__Excerpted passage__.
Purpose of the Study:

  • To develop an efficient implementation of dynamically pruned quantum dynamics.
  • To introduce a novel basis set, projected Weylets, combining advantages of PvB and Gaussian wave packets.
  • To benchmark the performance of projected Weylets against existing methods in various dimensions.

Main Methods:

  • Implementation of dynamically pruned quantum dynamics in both coordinate and phase space.
  • Development of projected Weylets by combining biorthogonal von Neumann basis (PvB) and orthogonalized momentum-symmetrized Gaussians (Weylets).
  • Benchmarking using phase-space-localized PvB, projected Weylets, and coordinate-space-localized DVR bases for systems up to six dimensions.

Main Results:

  • Coordinate-space localization is the primary factor for efficient pruning in quantum dynamics.

Element and region data:

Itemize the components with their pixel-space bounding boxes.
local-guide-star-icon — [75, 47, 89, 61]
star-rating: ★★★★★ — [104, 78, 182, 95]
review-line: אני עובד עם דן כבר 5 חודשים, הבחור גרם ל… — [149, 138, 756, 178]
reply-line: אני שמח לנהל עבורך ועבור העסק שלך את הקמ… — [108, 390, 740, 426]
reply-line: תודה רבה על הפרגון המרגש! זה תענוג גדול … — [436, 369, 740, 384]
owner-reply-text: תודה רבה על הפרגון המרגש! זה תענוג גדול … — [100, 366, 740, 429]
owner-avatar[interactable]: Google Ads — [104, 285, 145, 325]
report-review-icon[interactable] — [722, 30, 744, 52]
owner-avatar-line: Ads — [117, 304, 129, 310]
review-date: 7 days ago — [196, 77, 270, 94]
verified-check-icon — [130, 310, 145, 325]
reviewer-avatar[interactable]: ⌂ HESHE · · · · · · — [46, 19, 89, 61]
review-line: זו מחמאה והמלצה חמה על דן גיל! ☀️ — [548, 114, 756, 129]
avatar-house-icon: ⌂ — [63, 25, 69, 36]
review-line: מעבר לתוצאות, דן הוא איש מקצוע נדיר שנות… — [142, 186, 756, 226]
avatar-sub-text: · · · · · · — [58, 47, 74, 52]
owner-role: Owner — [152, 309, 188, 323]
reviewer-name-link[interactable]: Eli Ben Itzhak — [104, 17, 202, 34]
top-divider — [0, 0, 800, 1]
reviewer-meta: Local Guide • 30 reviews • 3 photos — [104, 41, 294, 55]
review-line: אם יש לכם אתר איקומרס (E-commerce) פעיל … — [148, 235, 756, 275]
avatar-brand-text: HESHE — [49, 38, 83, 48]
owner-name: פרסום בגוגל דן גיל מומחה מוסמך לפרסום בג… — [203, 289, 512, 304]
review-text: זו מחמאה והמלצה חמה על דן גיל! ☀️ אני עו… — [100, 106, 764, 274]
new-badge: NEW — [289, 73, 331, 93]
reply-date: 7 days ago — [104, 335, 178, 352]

__Written tasks__.
A – From the study summary on pruned quantum dynamics, extract the stretch from "Purpose of the" through "and phase space.".
B – Condense the section of the study summary on pruned quantum dynamics that begins "Main Methods:" into a shorter passage, keeping its main facts.
C – Carry on the study summary on pruned quantum dynamics from the point where it stops.

__Results in order__.
A –
Purpose of the Study:

  • To develop an efficient implementation of dynamically pruned quantum dynamics.
  • To introduce a novel basis set, projected Weylets, combining advantages of PvB and Gaussian wave packets.
  • To benchmark the performance of projected Weylets against existing methods in various dimensions.

Main Methods:

  • Implementation of dynamically pruned quantum dynamics in both coordinate and phase space.

B – The study implemented dynamically pruned quantum dynamics in coordinate and phase space. It built projected Weylets from the biorthogonal von Neumann basis (PvB) and orthogonalized momentum-symmetrized Gaussians (Weylets). It then benchmarked phase-space-localized PvB, projected Weylets, and coordinate-space-localized DVR bases on systems of up to six dimensions.

C –
  • Pruned dynamics simulations are significantly faster than unpruned, exact dynamics.
  • Projected Weylets provide a more compact representation than pruned DVR bases for demanding dynamics requiring many basis functions.

Conclusions:

  • Dynamically pruned quantum dynamics offers a substantial speedup for simulations.
  • Projected Weylets represent a powerful new basis set for efficient quantum dynamics.
  • The choice of basis localization (coordinate vs. phase space) impacts pruning efficiency and representation compactness.